(Saved entries)

----

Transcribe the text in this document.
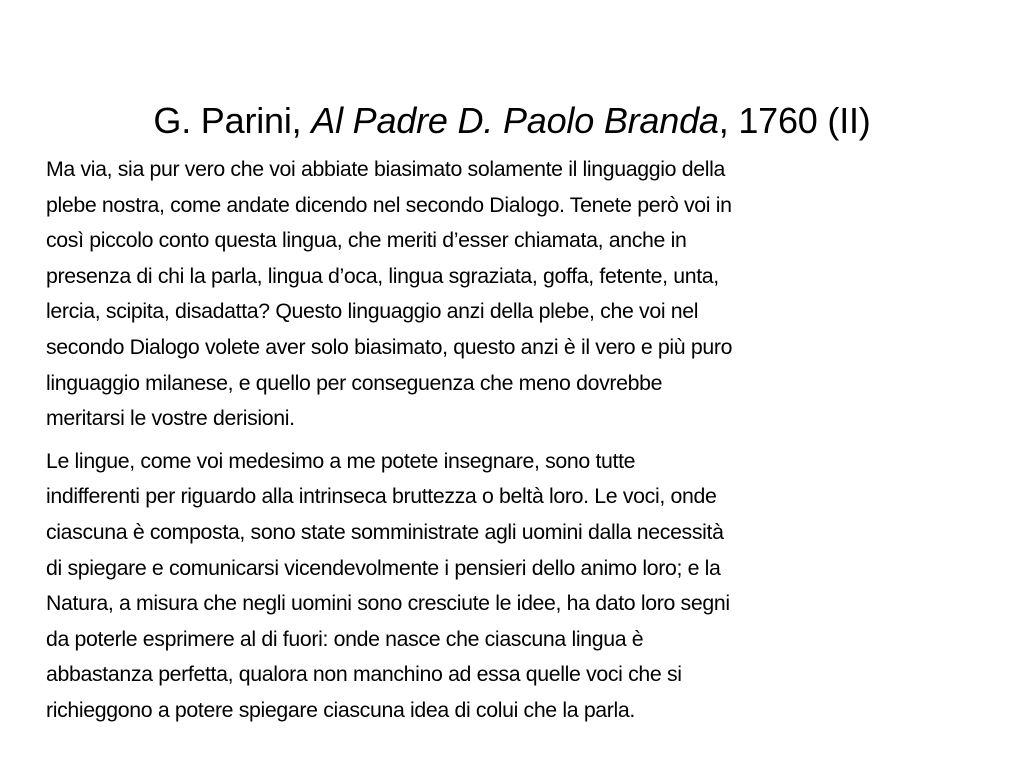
G. Parini, Al Padre D. Paolo Branda, 1760 (II)

Ma via, sia pur vero che voi abbiate biasimato solamente il linguaggio della
plebe nostra, come andate dicendo nel secondo Dialogo. Tenete però voi in
così piccolo conto questa lingua, che meriti d’esser chiamata, anche in
presenza di chi la parla, lingua d’oca, lingua sgraziata, goffa, fetente, unta,
lercia, scipita, disadatta? Questo linguaggio anzi della plebe, che voi nel
secondo Dialogo volete aver solo biasimato, questo anzi è il vero e più puro
linguaggio milanese, e quello per conseguenza che meno dovrebbe
meritarsi le vostre derisioni.

Le lingue, come voi medesimo a me potete insegnare, sono tutte
indifferenti per riguardo alla intrinseca bruttezza o beltà loro. Le voci, onde
ciascuna è composta, sono state somministrate agli uomini dalla necessità
di spiegare e comunicarsi vicendevolmente i pensieri dello animo loro; e la
Natura, a misura che negli uomini sono cresciute le idee, ha dato loro segni
da poterle esprimere al di fuori: onde nasce che ciascuna lingua è
abbastanza perfetta, qualora non manchino ad essa quelle voci che si
richieggono a potere spiegare ciascuna idea di colui che la parla.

----

### Aim of the task
Without the pictures, write out all of the material exactly.

### Solution for this exercise
Transcribe the text in this document.
G. Parini, Al Padre D. Paolo Branda, 1760 (II)

Ma via, sia pur vero che voi abbiate biasimato solamente il linguaggio della
plebe nostra, come andate dicendo nel secondo Dialogo. Tenete però voi in
così piccolo conto questa lingua, che meriti d’esser chiamata, anche in
presenza di chi la parla, lingua d’oca, lingua sgraziata, goffa, fetente, unta,
lercia, scipita, disadatta? Questo linguaggio anzi della plebe, che voi nel
secondo Dialogo volete aver solo biasimato, questo anzi è il vero e più puro
linguaggio milanese, e quello per conseguenza che meno dovrebbe
meritarsi le vostre derisioni.

Le lingue, come voi medesimo a me potete insegnare, sono tutte
indifferenti per riguardo alla intrinseca bruttezza o beltà loro. Le voci, onde
ciascuna è composta, sono state somministrate agli uomini dalla necessità
di spiegare e comunicarsi vicendevolmente i pensieri dello animo loro; e la
Natura, a misura che negli uomini sono cresciute le idee, ha dato loro segni
da poterle esprimere al di fuori: onde nasce che ciascuna lingua è
abbastanza perfetta, qualora non manchino ad essa quelle voci che si
richieggono a potere spiegare ciascuna idea di colui che la parla.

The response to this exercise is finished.